## START

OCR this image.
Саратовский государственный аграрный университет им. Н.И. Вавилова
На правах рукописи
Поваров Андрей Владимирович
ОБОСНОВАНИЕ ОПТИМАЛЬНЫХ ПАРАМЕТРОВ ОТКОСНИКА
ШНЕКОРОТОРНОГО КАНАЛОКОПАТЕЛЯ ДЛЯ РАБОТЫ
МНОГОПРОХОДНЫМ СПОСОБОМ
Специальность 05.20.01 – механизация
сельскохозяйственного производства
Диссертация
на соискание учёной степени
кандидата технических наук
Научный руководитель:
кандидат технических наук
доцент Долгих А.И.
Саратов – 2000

## END

Given instruction: Reproduce each record exactly, leaving nothing out.

Task response:
OCR this image.
Саратовский государственный аграрный университет им. Н.И. Вавилова
На правах рукописи
Поваров Андрей Владимирович
ОБОСНОВАНИЕ ОПТИМАЛЬНЫХ ПАРАМЕТРОВ ОТКОСНИКА
ШНЕКОРОТОРНОГО КАНАЛОКОПАТЕЛЯ ДЛЯ РАБОТЫ
МНОГОПРОХОДНЫМ СПОСОБОМ
Специальность 05.20.01 – механизация
сельскохозяйственного производства
Диссертация
на соискание учёной степени
кандидата технических наук
Научный руководитель:
кандидат технических наук
доцент Долгих А.И.
Саратов – 2000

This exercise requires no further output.